- **DATASET EXCERPTS**:
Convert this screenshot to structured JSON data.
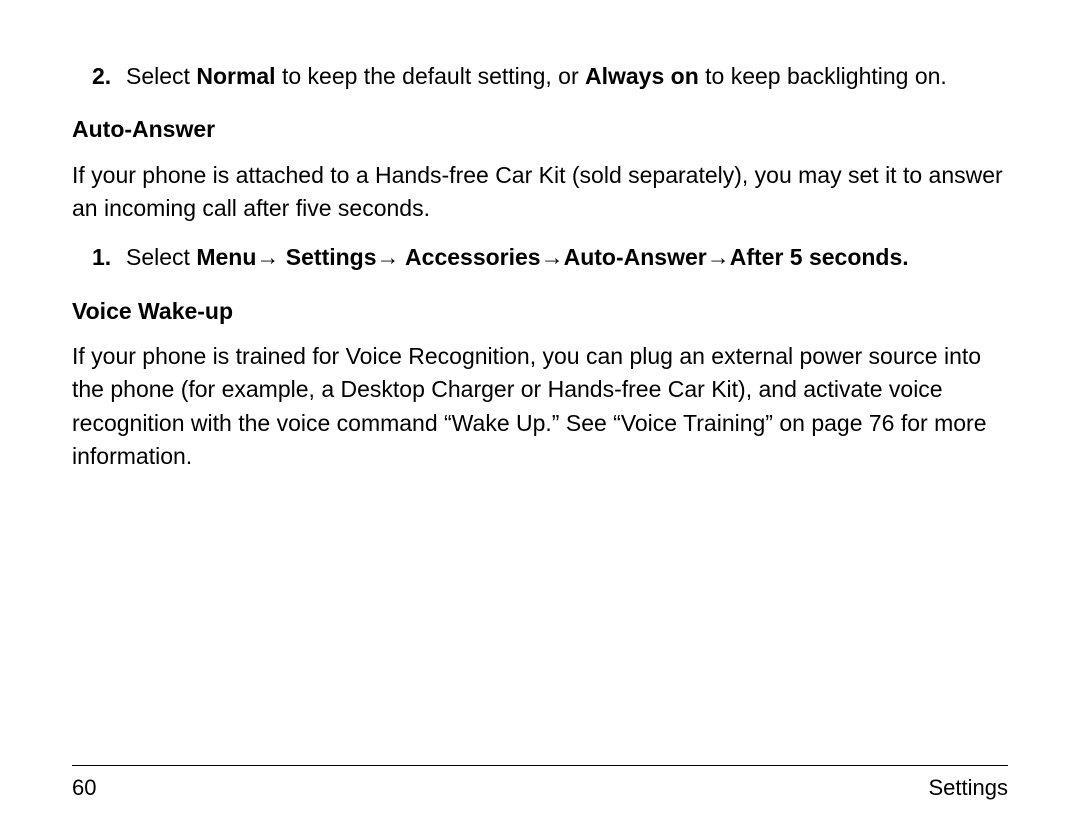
{
  "item2": {
    "number": "2.",
    "pre": "Select ",
    "b1": "Normal",
    "mid": " to keep the default setting, or ",
    "b2": "Always on",
    "post": " to keep backlighting on."
  },
  "section1": {
    "heading": "Auto-Answer",
    "para": "If your phone is attached to a Hands-free Car Kit (sold separately), you may set it to answer an incoming call after five seconds.",
    "item1": {
      "number": "1.",
      "pre": "Select ",
      "path1": "Menu",
      "path2": " Settings",
      "path3": " Accessories",
      "path4": "Auto-Answer",
      "path5": "After 5 seconds.",
      "arrow": "→"
    }
  },
  "section2": {
    "heading": "Voice Wake-up",
    "para": "If your phone is trained for Voice Recognition, you can plug an external power source into the phone (for example, a Desktop Charger or Hands-free Car Kit), and activate voice recognition with the voice command “Wake Up.” See “Voice Training” on page 76 for more information."
  },
  "footer": {
    "page": "60",
    "title": "Settings"
  }
}
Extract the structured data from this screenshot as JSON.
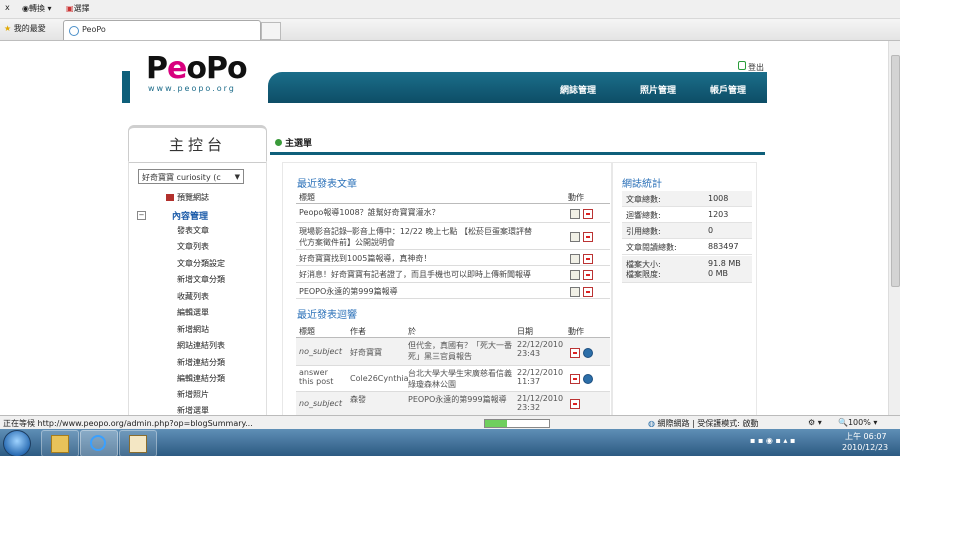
{
  "browser": {
    "cmd_close": "x",
    "cmd_convert": "轉換",
    "cmd_select": "選擇",
    "favorites": "我的最愛",
    "tab_title": "PeoPo"
  },
  "header": {
    "logo_p": "P",
    "logo_e": "e",
    "logo_opo": "oPo",
    "logo_url": "www.peopo.org",
    "logout": "登出",
    "nav": [
      "網誌管理",
      "照片管理",
      "帳戶管理"
    ]
  },
  "sidebar": {
    "title": "主控台",
    "blog_select": "好奇寶寶 curiosity (c",
    "preview": "預覽網誌",
    "tree_toggle": "−",
    "section": "內容管理",
    "items": [
      "發表文章",
      "文章列表",
      "文章分類設定",
      "新增文章分類",
      "收藏列表",
      "編輯選單",
      "新增網站",
      "網站連結列表",
      "新增連結分類",
      "編輯連結分類",
      "新增照片",
      "新增選單"
    ]
  },
  "main": {
    "title": "主選單",
    "recent_posts": {
      "heading": "最近發表文章",
      "col_title": "標題",
      "col_action": "動作",
      "rows": [
        "Peopo報導1008？誰幫好奇寶寶灌水？",
        "現場影音記錄─影音上傳中：12/22 晚上七點 【松菸巨蛋案環評替代方案徵件前】公開說明會",
        "好奇寶寶找到1005篇報導，真神奇！",
        "好消息！好奇寶寶有記者證了，而且手機也可以即時上傳新聞報導",
        "PEOPO永遠的第999篇報導"
      ]
    },
    "recent_comments": {
      "heading": "最近發表迴響",
      "col_title": "標題",
      "col_author": "作者",
      "col_on": "於",
      "col_date": "日期",
      "col_action": "動作",
      "rows": [
        {
          "title": "no_subject",
          "author": "好奇寶寶",
          "on": "但代金，真國有？「死大一番死」黑三官員報告",
          "date": "22/12/2010 23:43"
        },
        {
          "title": "answer this post",
          "author": "Cole26Cynthia",
          "on": "台北大學大學生宋廣慈看信義綠瓊森林公園",
          "date": "22/12/2010 11:37"
        },
        {
          "title": "no_subject",
          "author": "森發",
          "on": "PEOPO永遠的第999篇報導",
          "date": "21/12/2010 23:32"
        }
      ]
    }
  },
  "stats": {
    "heading": "網誌統計",
    "rows": [
      {
        "label": "文章總數:",
        "value": "1008"
      },
      {
        "label": "迴響總數:",
        "value": "1203"
      },
      {
        "label": "引用總數:",
        "value": "0"
      },
      {
        "label": "文章閱讀總數:",
        "value": "883497"
      },
      {
        "label": "檔案大小:",
        "value": "91.8 MB"
      },
      {
        "label": "檔案限度:",
        "value": "0 MB"
      }
    ]
  },
  "statusbar": {
    "text": "正在等候 http://www.peopo.org/admin.php?op=blogSummary...",
    "progress": 0.35,
    "zone": "網際網路 | 受保護模式: 啟動",
    "zoom": "100%"
  },
  "taskbar": {
    "time": "上午 06:07",
    "date": "2010/12/23"
  }
}
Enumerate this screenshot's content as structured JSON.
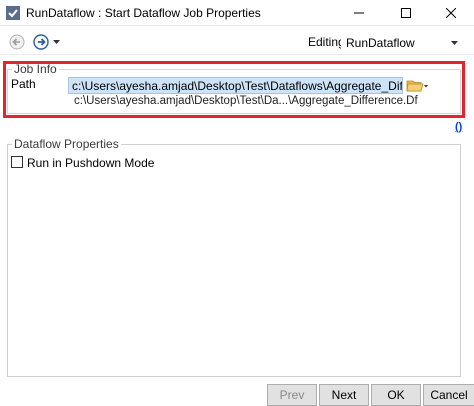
{
  "window": {
    "title": "RunDataflow : Start Dataflow Job Properties"
  },
  "toolbar": {
    "editing_label": "Editing:",
    "editing_value": "RunDataflow"
  },
  "job_info": {
    "legend": "Job Info",
    "path_label": "Path",
    "path_value": "c:\\Users\\ayesha.amjad\\Desktop\\Test\\Dataflows\\Aggregate_Difference.Df",
    "path_short": "c:\\Users\\ayesha.amjad\\Desktop\\Test\\Da...\\Aggregate_Difference.Df"
  },
  "help_link": "()",
  "dataflow_props": {
    "legend": "Dataflow Properties",
    "pushdown_label": "Run in Pushdown Mode",
    "pushdown_checked": false
  },
  "footer": {
    "prev": "Prev",
    "next": "Next",
    "ok": "OK",
    "cancel": "Cancel"
  },
  "colors": {
    "highlight": "#e3262e",
    "path_bg": "#cfe3f6"
  }
}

- **EXERCISE DETAILS**:
Reproduce every line exactly and omit all pictures.

- **THE RESPONSE**:
Convert this screenshot to structured JSON data.
{
  "item2": {
    "number": "2.",
    "pre": "Select ",
    "b1": "Normal",
    "mid": " to keep the default setting, or ",
    "b2": "Always on",
    "post": " to keep backlighting on."
  },
  "section1": {
    "heading": "Auto-Answer",
    "para": "If your phone is attached to a Hands-free Car Kit (sold separately), you may set it to answer an incoming call after five seconds.",
    "item1": {
      "number": "1.",
      "pre": "Select ",
      "path1": "Menu",
      "path2": " Settings",
      "path3": " Accessories",
      "path4": "Auto-Answer",
      "path5": "After 5 seconds.",
      "arrow": "→"
    }
  },
  "section2": {
    "heading": "Voice Wake-up",
    "para": "If your phone is trained for Voice Recognition, you can plug an external power source into the phone (for example, a Desktop Charger or Hands-free Car Kit), and activate voice recognition with the voice command “Wake Up.” See “Voice Training” on page 76 for more information."
  },
  "footer": {
    "page": "60",
    "title": "Settings"
  }
}
Extract the structured data from this screenshot as JSON.
{
  "browser": {
    "cmd_close": "x",
    "cmd_convert": "轉換",
    "cmd_select": "選擇",
    "favorites": "我的最愛",
    "tab_title": "PeoPo"
  },
  "header": {
    "logo_p": "P",
    "logo_e": "e",
    "logo_opo": "oPo",
    "logo_url": "www.peopo.org",
    "logout": "登出",
    "nav": [
      "網誌管理",
      "照片管理",
      "帳戶管理"
    ]
  },
  "sidebar": {
    "title": "主控台",
    "blog_select": "好奇寶寶 curiosity (c",
    "preview": "預覽網誌",
    "tree_toggle": "−",
    "section": "內容管理",
    "items": [
      "發表文章",
      "文章列表",
      "文章分類設定",
      "新增文章分類",
      "收藏列表",
      "編輯選單",
      "新增網站",
      "網站連結列表",
      "新增連結分類",
      "編輯連結分類",
      "新增照片",
      "新增選單"
    ]
  },
  "main": {
    "title": "主選單",
    "recent_posts": {
      "heading": "最近發表文章",
      "col_title": "標題",
      "col_action": "動作",
      "rows": [
        "Peopo報導1008？誰幫好奇寶寶灌水？",
        "現場影音記錄─影音上傳中：12/22 晚上七點 【松菸巨蛋案環評替代方案徵件前】公開說明會",
        "好奇寶寶找到1005篇報導，真神奇！",
        "好消息！好奇寶寶有記者證了，而且手機也可以即時上傳新聞報導",
        "PEOPO永遠的第999篇報導"
      ]
    },
    "recent_comments": {
      "heading": "最近發表迴響",
      "col_title": "標題",
      "col_author": "作者",
      "col_on": "於",
      "col_date": "日期",
      "col_action": "動作",
      "rows": [
        {
          "title": "no_subject",
          "author": "好奇寶寶",
          "on": "但代金，真國有？「死大一番死」黑三官員報告",
          "date": "22/12/2010 23:43"
        },
        {
          "title": "answer this post",
          "author": "Cole26Cynthia",
          "on": "台北大學大學生宋廣慈看信義綠瓊森林公園",
          "date": "22/12/2010 11:37"
        },
        {
          "title": "no_subject",
          "author": "森發",
          "on": "PEOPO永遠的第999篇報導",
          "date": "21/12/2010 23:32"
        }
      ]
    }
  },
  "stats": {
    "heading": "網誌統計",
    "rows": [
      {
        "label": "文章總數:",
        "value": "1008"
      },
      {
        "label": "迴響總數:",
        "value": "1203"
      },
      {
        "label": "引用總數:",
        "value": "0"
      },
      {
        "label": "文章閱讀總數:",
        "value": "883497"
      },
      {
        "label": "檔案大小:",
        "value": "91.8 MB"
      },
      {
        "label": "檔案限度:",
        "value": "0 MB"
      }
    ]
  },
  "statusbar": {
    "text": "正在等候 http://www.peopo.org/admin.php?op=blogSummary...",
    "progress": 0.35,
    "zone": "網際網路 | 受保護模式: 啟動",
    "zoom": "100%"
  },
  "taskbar": {
    "time": "上午 06:07",
    "date": "2010/12/23"
  }
}
Enumerate this screenshot's content as structured JSON.
{
  "window": {
    "title": "RunDataflow : Start Dataflow Job Properties"
  },
  "toolbar": {
    "editing_label": "Editing:",
    "editing_value": "RunDataflow"
  },
  "job_info": {
    "legend": "Job Info",
    "path_label": "Path",
    "path_value": "c:\\Users\\ayesha.amjad\\Desktop\\Test\\Dataflows\\Aggregate_Difference.Df",
    "path_short": "c:\\Users\\ayesha.amjad\\Desktop\\Test\\Da...\\Aggregate_Difference.Df"
  },
  "help_link": "()",
  "dataflow_props": {
    "legend": "Dataflow Properties",
    "pushdown_label": "Run in Pushdown Mode",
    "pushdown_checked": false
  },
  "footer": {
    "prev": "Prev",
    "next": "Next",
    "ok": "OK",
    "cancel": "Cancel"
  },
  "colors": {
    "highlight": "#e3262e",
    "path_bg": "#cfe3f6"
  }
}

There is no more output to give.